Start Given records

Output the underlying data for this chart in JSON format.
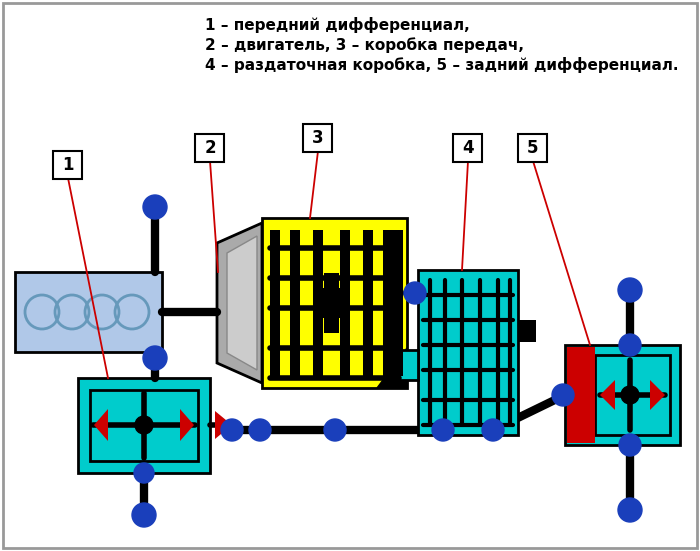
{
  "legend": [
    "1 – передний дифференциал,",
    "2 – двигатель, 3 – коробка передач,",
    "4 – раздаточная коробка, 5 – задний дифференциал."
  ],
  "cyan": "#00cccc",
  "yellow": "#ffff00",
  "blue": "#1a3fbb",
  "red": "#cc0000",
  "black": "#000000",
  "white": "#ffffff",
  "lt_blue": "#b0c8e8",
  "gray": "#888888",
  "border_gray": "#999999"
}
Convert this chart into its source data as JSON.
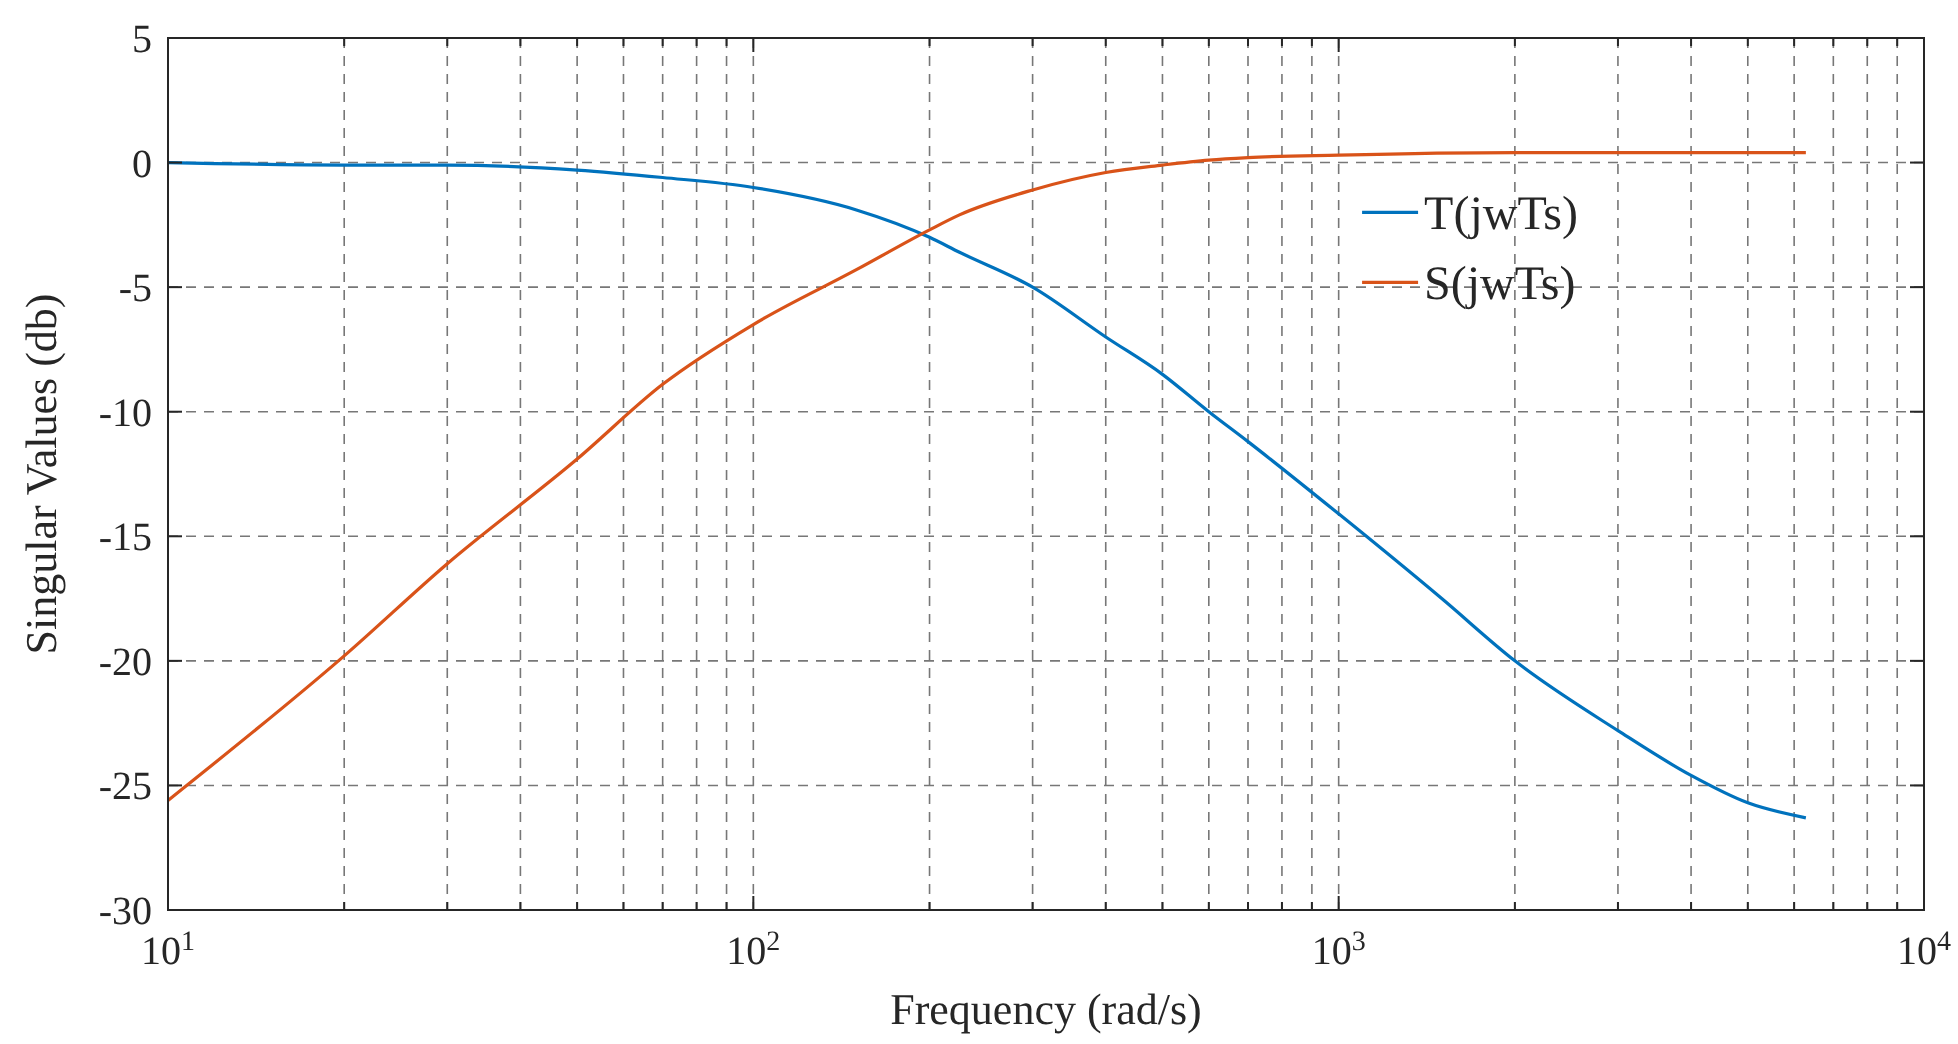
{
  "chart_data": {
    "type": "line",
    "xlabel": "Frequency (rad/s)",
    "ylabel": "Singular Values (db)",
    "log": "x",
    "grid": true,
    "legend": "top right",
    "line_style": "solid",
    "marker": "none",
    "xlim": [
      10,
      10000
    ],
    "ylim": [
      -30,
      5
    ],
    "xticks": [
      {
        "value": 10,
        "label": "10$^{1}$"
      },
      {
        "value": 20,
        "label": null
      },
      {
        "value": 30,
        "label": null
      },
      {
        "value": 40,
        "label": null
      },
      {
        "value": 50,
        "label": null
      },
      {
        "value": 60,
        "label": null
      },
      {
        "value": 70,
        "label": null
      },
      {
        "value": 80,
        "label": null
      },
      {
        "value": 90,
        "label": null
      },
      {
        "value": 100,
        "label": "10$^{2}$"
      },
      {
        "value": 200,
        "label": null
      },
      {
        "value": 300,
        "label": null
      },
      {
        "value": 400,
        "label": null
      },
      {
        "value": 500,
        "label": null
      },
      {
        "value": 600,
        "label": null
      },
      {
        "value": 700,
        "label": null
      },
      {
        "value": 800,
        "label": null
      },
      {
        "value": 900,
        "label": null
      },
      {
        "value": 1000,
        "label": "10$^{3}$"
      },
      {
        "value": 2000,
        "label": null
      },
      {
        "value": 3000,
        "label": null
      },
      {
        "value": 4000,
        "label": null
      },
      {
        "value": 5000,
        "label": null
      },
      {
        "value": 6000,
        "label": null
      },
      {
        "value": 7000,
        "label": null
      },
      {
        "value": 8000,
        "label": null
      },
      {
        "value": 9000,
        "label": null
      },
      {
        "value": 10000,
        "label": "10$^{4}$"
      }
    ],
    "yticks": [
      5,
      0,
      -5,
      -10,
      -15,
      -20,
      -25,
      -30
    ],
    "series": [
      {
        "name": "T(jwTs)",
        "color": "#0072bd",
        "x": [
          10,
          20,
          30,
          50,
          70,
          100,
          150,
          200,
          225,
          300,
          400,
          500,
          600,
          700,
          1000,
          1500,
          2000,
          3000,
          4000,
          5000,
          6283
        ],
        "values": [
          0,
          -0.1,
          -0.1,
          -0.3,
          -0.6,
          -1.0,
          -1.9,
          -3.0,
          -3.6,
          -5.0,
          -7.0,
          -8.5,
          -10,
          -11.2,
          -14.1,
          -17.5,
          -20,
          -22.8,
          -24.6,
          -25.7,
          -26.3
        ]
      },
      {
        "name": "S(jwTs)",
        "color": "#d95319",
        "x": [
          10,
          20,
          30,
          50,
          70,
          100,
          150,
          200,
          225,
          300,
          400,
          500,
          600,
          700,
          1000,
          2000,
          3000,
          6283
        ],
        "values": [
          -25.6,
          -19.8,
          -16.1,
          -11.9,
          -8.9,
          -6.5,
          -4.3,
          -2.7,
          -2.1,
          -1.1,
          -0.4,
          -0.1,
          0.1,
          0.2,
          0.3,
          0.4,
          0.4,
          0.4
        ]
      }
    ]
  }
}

End Given records

◆ What you should do
Write the listing above out again exactly, dropping each image.

◆ Answer to this exercise
Output the underlying data for this chart in JSON format.
{
  "legend": [
    "1 – передний дифференциал,",
    "2 – двигатель, 3 – коробка передач,",
    "4 – раздаточная коробка, 5 – задний дифференциал."
  ],
  "cyan": "#00cccc",
  "yellow": "#ffff00",
  "blue": "#1a3fbb",
  "red": "#cc0000",
  "black": "#000000",
  "white": "#ffffff",
  "lt_blue": "#b0c8e8",
  "gray": "#888888",
  "border_gray": "#999999"
}
Convert this chart into its source data as JSON.
{
  "chart_data": {
    "type": "line",
    "xlabel": "Frequency (rad/s)",
    "ylabel": "Singular Values (db)",
    "log": "x",
    "grid": true,
    "legend": "top right",
    "line_style": "solid",
    "marker": "none",
    "xlim": [
      10,
      10000
    ],
    "ylim": [
      -30,
      5
    ],
    "xticks": [
      {
        "value": 10,
        "label": "10$^{1}$"
      },
      {
        "value": 20,
        "label": null
      },
      {
        "value": 30,
        "label": null
      },
      {
        "value": 40,
        "label": null
      },
      {
        "value": 50,
        "label": null
      },
      {
        "value": 60,
        "label": null
      },
      {
        "value": 70,
        "label": null
      },
      {
        "value": 80,
        "label": null
      },
      {
        "value": 90,
        "label": null
      },
      {
        "value": 100,
        "label": "10$^{2}$"
      },
      {
        "value": 200,
        "label": null
      },
      {
        "value": 300,
        "label": null
      },
      {
        "value": 400,
        "label": null
      },
      {
        "value": 500,
        "label": null
      },
      {
        "value": 600,
        "label": null
      },
      {
        "value": 700,
        "label": null
      },
      {
        "value": 800,
        "label": null
      },
      {
        "value": 900,
        "label": null
      },
      {
        "value": 1000,
        "label": "10$^{3}$"
      },
      {
        "value": 2000,
        "label": null
      },
      {
        "value": 3000,
        "label": null
      },
      {
        "value": 4000,
        "label": null
      },
      {
        "value": 5000,
        "label": null
      },
      {
        "value": 6000,
        "label": null
      },
      {
        "value": 7000,
        "label": null
      },
      {
        "value": 8000,
        "label": null
      },
      {
        "value": 9000,
        "label": null
      },
      {
        "value": 10000,
        "label": "10$^{4}$"
      }
    ],
    "yticks": [
      5,
      0,
      -5,
      -10,
      -15,
      -20,
      -25,
      -30
    ],
    "series": [
      {
        "name": "T(jwTs)",
        "color": "#0072bd",
        "x": [
          10,
          20,
          30,
          50,
          70,
          100,
          150,
          200,
          225,
          300,
          400,
          500,
          600,
          700,
          1000,
          1500,
          2000,
          3000,
          4000,
          5000,
          6283
        ],
        "values": [
          0,
          -0.1,
          -0.1,
          -0.3,
          -0.6,
          -1.0,
          -1.9,
          -3.0,
          -3.6,
          -5.0,
          -7.0,
          -8.5,
          -10,
          -11.2,
          -14.1,
          -17.5,
          -20,
          -22.8,
          -24.6,
          -25.7,
          -26.3
        ]
      },
      {
        "name": "S(jwTs)",
        "color": "#d95319",
        "x": [
          10,
          20,
          30,
          50,
          70,
          100,
          150,
          200,
          225,
          300,
          400,
          500,
          600,
          700,
          1000,
          2000,
          3000,
          6283
        ],
        "values": [
          -25.6,
          -19.8,
          -16.1,
          -11.9,
          -8.9,
          -6.5,
          -4.3,
          -2.7,
          -2.1,
          -1.1,
          -0.4,
          -0.1,
          0.1,
          0.2,
          0.3,
          0.4,
          0.4,
          0.4
        ]
      }
    ]
  }
}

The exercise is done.